**WHAT THE EXERCISE ASKS**
Work out how many lines in the listing below include the word "popular". Give nothing but the number.
++++++
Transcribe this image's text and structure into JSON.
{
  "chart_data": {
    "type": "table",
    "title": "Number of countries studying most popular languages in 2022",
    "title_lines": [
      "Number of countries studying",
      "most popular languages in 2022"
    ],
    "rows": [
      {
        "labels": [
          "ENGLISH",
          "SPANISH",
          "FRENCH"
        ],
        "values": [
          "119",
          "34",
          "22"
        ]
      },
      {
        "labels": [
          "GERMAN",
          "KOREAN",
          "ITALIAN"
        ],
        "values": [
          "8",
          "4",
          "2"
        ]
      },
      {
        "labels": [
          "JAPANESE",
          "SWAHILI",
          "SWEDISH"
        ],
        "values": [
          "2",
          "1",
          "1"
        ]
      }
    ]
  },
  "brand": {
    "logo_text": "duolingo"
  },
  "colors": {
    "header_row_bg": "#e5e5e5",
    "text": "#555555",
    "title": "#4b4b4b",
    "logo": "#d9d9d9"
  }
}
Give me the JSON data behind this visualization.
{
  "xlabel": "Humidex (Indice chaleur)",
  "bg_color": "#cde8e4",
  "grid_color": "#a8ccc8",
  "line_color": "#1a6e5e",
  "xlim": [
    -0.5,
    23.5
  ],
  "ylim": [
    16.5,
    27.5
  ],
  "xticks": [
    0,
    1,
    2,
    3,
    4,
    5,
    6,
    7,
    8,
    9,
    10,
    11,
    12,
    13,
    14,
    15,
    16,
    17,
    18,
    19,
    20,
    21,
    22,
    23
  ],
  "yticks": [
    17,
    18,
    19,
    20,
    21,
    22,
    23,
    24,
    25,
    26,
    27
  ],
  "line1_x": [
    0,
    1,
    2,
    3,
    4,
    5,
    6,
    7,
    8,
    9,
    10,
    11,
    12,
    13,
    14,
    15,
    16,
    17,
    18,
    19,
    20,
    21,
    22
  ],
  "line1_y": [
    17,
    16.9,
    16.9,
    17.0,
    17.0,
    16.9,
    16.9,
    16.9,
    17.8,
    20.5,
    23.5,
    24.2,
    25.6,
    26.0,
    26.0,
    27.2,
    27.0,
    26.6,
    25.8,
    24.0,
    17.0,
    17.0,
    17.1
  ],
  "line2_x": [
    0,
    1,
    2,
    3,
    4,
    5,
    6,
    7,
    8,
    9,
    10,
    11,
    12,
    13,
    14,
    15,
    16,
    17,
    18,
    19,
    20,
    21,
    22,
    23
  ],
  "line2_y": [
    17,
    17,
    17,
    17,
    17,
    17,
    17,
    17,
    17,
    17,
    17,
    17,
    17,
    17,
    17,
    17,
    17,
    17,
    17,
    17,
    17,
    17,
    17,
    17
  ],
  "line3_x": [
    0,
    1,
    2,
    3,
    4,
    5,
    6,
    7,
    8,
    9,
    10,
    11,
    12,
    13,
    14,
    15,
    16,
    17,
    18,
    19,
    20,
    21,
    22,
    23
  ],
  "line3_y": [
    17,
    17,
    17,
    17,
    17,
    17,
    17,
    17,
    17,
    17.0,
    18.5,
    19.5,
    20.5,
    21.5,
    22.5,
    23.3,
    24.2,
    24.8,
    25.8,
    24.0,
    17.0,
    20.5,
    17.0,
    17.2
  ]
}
++++++
**TASK SOLUTION**
2